━━━ Dataset excerpts

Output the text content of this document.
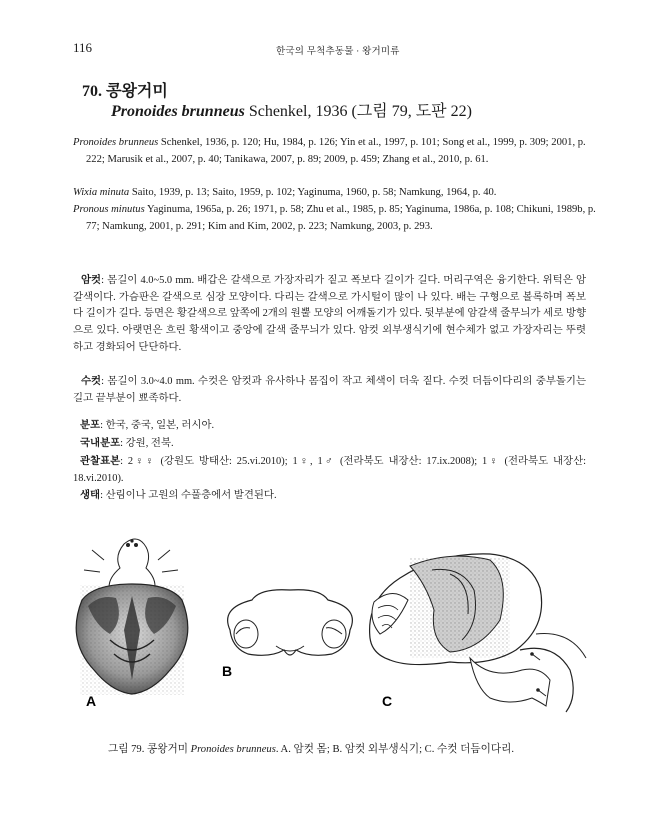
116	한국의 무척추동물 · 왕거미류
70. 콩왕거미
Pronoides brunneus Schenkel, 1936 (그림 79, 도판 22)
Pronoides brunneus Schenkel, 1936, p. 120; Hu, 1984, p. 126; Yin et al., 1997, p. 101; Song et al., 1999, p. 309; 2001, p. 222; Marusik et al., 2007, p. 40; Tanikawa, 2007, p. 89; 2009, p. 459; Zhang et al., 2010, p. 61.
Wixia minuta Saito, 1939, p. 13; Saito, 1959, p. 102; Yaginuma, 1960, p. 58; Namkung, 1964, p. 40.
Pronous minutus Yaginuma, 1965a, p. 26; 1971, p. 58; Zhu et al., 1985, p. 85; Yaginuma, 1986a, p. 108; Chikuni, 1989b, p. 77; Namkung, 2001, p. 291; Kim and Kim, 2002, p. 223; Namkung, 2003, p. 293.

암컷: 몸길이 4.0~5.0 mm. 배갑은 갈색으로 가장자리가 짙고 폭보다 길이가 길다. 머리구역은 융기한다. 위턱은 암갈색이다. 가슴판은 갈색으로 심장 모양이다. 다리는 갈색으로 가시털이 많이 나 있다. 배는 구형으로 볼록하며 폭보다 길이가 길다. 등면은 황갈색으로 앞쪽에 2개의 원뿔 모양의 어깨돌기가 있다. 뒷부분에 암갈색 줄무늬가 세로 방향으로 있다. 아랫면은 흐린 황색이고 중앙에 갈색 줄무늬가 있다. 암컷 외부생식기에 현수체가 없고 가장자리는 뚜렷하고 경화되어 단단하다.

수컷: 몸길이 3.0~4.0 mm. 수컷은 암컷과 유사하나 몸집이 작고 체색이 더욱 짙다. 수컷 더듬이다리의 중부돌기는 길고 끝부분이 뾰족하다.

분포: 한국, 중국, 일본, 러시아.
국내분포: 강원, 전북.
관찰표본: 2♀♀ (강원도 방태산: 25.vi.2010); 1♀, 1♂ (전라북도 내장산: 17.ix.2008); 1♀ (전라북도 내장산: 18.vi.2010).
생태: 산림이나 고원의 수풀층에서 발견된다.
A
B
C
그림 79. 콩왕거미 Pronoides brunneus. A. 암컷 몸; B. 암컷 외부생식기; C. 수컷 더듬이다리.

━━━━━━

> [Given task]: Transcribe the material as is, with images omitted.

> [Solution]:
Output the text content of this document.
116	한국의 무척추동물 · 왕거미류
70. 콩왕거미
Pronoides brunneus Schenkel, 1936 (그림 79, 도판 22)
Pronoides brunneus Schenkel, 1936, p. 120; Hu, 1984, p. 126; Yin et al., 1997, p. 101; Song et al., 1999, p. 309; 2001, p. 222; Marusik et al., 2007, p. 40; Tanikawa, 2007, p. 89; 2009, p. 459; Zhang et al., 2010, p. 61.
Wixia minuta Saito, 1939, p. 13; Saito, 1959, p. 102; Yaginuma, 1960, p. 58; Namkung, 1964, p. 40.
Pronous minutus Yaginuma, 1965a, p. 26; 1971, p. 58; Zhu et al., 1985, p. 85; Yaginuma, 1986a, p. 108; Chikuni, 1989b, p. 77; Namkung, 2001, p. 291; Kim and Kim, 2002, p. 223; Namkung, 2003, p. 293.

암컷: 몸길이 4.0~5.0 mm. 배갑은 갈색으로 가장자리가 짙고 폭보다 길이가 길다. 머리구역은 융기한다. 위턱은 암갈색이다. 가슴판은 갈색으로 심장 모양이다. 다리는 갈색으로 가시털이 많이 나 있다. 배는 구형으로 볼록하며 폭보다 길이가 길다. 등면은 황갈색으로 앞쪽에 2개의 원뿔 모양의 어깨돌기가 있다. 뒷부분에 암갈색 줄무늬가 세로 방향으로 있다. 아랫면은 흐린 황색이고 중앙에 갈색 줄무늬가 있다. 암컷 외부생식기에 현수체가 없고 가장자리는 뚜렷하고 경화되어 단단하다.

수컷: 몸길이 3.0~4.0 mm. 수컷은 암컷과 유사하나 몸집이 작고 체색이 더욱 짙다. 수컷 더듬이다리의 중부돌기는 길고 끝부분이 뾰족하다.

분포: 한국, 중국, 일본, 러시아.
국내분포: 강원, 전북.
관찰표본: 2♀♀ (강원도 방태산: 25.vi.2010); 1♀, 1♂ (전라북도 내장산: 17.ix.2008); 1♀ (전라북도 내장산: 18.vi.2010).
생태: 산림이나 고원의 수풀층에서 발견된다.
A
B
C
그림 79. 콩왕거미 Pronoides brunneus. A. 암컷 몸; B. 암컷 외부생식기; C. 수컷 더듬이다리.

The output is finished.